● **The task**: From the entries below, list each line with "NINNIC".

● **Records for this exercise**:
------------------------------
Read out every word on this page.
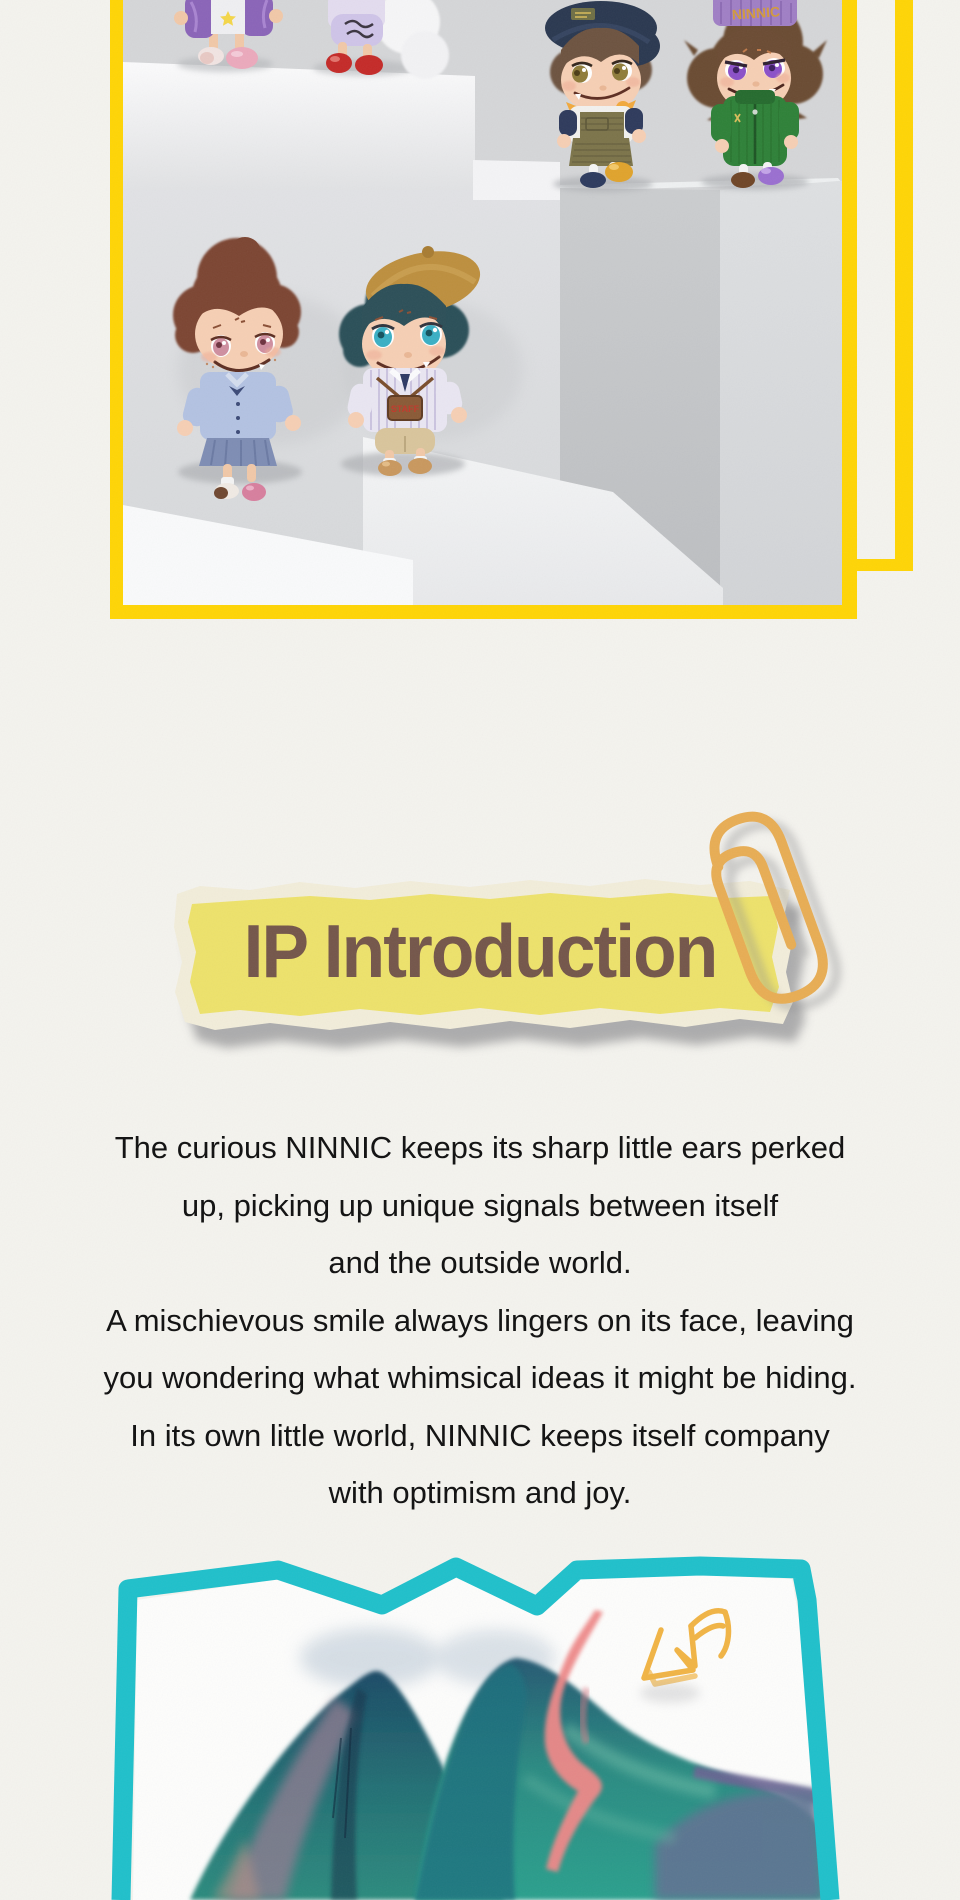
STAFF
NINNIC
IP Introduction
The curious NINNIC keeps its sharp little ears perked
up, picking up unique signals between itself
and the outside world.
A mischievous smile always lingers on its face, leaving
you wondering what whimsical ideas it might be hiding.
In its own little world, NINNIC keeps itself company
with optimism and joy.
------------------------------
● **In response**:
NINNIC
The curious NINNIC keeps its sharp little ears perked
In its own little world, NINNIC keeps itself company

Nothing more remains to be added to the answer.